GIVEN EXERCISE = Can you write out all of the material below, word for word?

####################

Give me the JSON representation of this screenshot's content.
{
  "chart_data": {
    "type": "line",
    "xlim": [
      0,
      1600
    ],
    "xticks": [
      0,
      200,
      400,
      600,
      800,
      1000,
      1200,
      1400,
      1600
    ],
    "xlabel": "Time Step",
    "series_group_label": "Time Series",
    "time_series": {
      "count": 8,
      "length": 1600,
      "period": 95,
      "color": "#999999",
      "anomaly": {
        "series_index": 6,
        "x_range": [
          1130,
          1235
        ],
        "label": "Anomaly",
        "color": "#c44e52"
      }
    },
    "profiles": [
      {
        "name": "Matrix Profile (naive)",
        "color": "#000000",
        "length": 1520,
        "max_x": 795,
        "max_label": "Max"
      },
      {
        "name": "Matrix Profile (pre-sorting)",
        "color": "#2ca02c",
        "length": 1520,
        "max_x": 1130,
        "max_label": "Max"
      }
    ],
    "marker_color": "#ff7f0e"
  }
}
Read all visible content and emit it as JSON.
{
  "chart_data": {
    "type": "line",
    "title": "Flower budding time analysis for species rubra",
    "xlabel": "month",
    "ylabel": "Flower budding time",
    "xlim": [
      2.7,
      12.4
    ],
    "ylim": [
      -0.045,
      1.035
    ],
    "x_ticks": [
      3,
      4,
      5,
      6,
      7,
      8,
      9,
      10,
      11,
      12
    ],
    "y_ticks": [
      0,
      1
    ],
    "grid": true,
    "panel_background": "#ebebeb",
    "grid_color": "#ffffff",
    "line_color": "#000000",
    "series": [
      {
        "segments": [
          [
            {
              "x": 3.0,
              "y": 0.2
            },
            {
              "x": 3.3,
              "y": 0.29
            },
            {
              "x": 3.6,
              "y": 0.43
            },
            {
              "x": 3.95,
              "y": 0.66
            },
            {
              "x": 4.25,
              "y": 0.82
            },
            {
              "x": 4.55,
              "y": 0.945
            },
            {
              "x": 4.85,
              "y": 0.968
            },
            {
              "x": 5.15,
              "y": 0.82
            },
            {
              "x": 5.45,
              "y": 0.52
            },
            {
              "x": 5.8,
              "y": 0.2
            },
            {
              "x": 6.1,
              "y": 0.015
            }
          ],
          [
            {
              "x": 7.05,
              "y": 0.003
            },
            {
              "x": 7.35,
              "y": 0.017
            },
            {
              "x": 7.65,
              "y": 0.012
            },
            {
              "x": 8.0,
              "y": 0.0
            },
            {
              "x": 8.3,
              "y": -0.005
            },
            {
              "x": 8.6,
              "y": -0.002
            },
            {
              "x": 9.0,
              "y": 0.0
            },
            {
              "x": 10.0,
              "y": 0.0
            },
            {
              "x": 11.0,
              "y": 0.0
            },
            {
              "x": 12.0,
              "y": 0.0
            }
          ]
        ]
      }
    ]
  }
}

####################

WRITTEN RESPONSE =
Give me the JSON representation of this screenshot's content.
{
  "chart_data": {
    "type": "line",
    "xlim": [
      0,
      1600
    ],
    "xticks": [
      0,
      200,
      400,
      600,
      800,
      1000,
      1200,
      1400,
      1600
    ],
    "xlabel": "Time Step",
    "series_group_label": "Time Series",
    "time_series": {
      "count": 8,
      "length": 1600,
      "period": 95,
      "color": "#999999",
      "anomaly": {
        "series_index": 6,
        "x_range": [
          1130,
          1235
        ],
        "label": "Anomaly",
        "color": "#c44e52"
      }
    },
    "profiles": [
      {
        "name": "Matrix Profile (naive)",
        "color": "#000000",
        "length": 1520,
        "max_x": 795,
        "max_label": "Max"
      },
      {
        "name": "Matrix Profile (pre-sorting)",
        "color": "#2ca02c",
        "length": 1520,
        "max_x": 1130,
        "max_label": "Max"
      }
    ],
    "marker_color": "#ff7f0e"
  }
}
Read all visible content and emit it as JSON.
{
  "chart_data": {
    "type": "line",
    "title": "Flower budding time analysis for species rubra",
    "xlabel": "month",
    "ylabel": "Flower budding time",
    "xlim": [
      2.7,
      12.4
    ],
    "ylim": [
      -0.045,
      1.035
    ],
    "x_ticks": [
      3,
      4,
      5,
      6,
      7,
      8,
      9,
      10,
      11,
      12
    ],
    "y_ticks": [
      0,
      1
    ],
    "grid": true,
    "panel_background": "#ebebeb",
    "grid_color": "#ffffff",
    "line_color": "#000000",
    "series": [
      {
        "segments": [
          [
            {
              "x": 3.0,
              "y": 0.2
            },
            {
              "x": 3.3,
              "y": 0.29
            },
            {
              "x": 3.6,
              "y": 0.43
            },
            {
              "x": 3.95,
              "y": 0.66
            },
            {
              "x": 4.25,
              "y": 0.82
            },
            {
              "x": 4.55,
              "y": 0.945
            },
            {
              "x": 4.85,
              "y": 0.968
            },
            {
              "x": 5.15,
              "y": 0.82
            },
            {
              "x": 5.45,
              "y": 0.52
            },
            {
              "x": 5.8,
              "y": 0.2
            },
            {
              "x": 6.1,
              "y": 0.015
            }
          ],
          [
            {
              "x": 7.05,
              "y": 0.003
            },
            {
              "x": 7.35,
              "y": 0.017
            },
            {
              "x": 7.65,
              "y": 0.012
            },
            {
              "x": 8.0,
              "y": 0.0
            },
            {
              "x": 8.3,
              "y": -0.005
            },
            {
              "x": 8.6,
              "y": -0.002
            },
            {
              "x": 9.0,
              "y": 0.0
            },
            {
              "x": 10.0,
              "y": 0.0
            },
            {
              "x": 11.0,
              "y": 0.0
            },
            {
              "x": 12.0,
              "y": 0.0
            }
          ]
        ]
      }
    ]
  }
}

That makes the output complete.